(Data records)

►

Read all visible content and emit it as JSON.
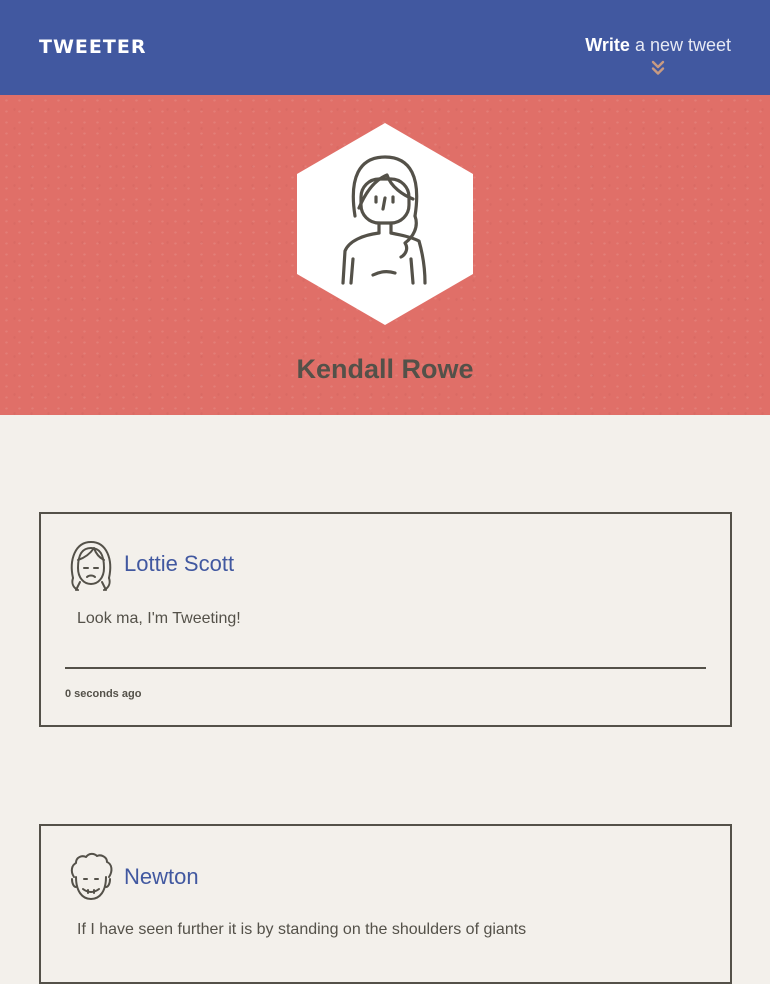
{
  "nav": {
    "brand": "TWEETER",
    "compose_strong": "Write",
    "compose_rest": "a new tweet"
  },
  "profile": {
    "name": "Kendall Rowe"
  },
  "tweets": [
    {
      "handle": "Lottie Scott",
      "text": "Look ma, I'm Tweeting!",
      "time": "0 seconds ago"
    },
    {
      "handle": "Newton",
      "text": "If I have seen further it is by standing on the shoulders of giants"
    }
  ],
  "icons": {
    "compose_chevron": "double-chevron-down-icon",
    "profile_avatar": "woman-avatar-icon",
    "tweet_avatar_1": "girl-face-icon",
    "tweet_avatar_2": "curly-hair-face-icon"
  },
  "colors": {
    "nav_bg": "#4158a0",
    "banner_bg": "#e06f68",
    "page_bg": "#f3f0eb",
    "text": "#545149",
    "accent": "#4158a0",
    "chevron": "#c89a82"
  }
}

◄

→ **SHORT PROBLEM**: Output a faithful copy of the data, with each picture left out.

→ **SOLUTION**:
Read all visible content and emit it as JSON.
{
  "nav": {
    "brand": "TWEETER",
    "compose_strong": "Write",
    "compose_rest": "a new tweet"
  },
  "profile": {
    "name": "Kendall Rowe"
  },
  "tweets": [
    {
      "handle": "Lottie Scott",
      "text": "Look ma, I'm Tweeting!",
      "time": "0 seconds ago"
    },
    {
      "handle": "Newton",
      "text": "If I have seen further it is by standing on the shoulders of giants"
    }
  ],
  "icons": {
    "compose_chevron": "double-chevron-down-icon",
    "profile_avatar": "woman-avatar-icon",
    "tweet_avatar_1": "girl-face-icon",
    "tweet_avatar_2": "curly-hair-face-icon"
  },
  "colors": {
    "nav_bg": "#4158a0",
    "banner_bg": "#e06f68",
    "page_bg": "#f3f0eb",
    "text": "#545149",
    "accent": "#4158a0",
    "chevron": "#c89a82"
  }
}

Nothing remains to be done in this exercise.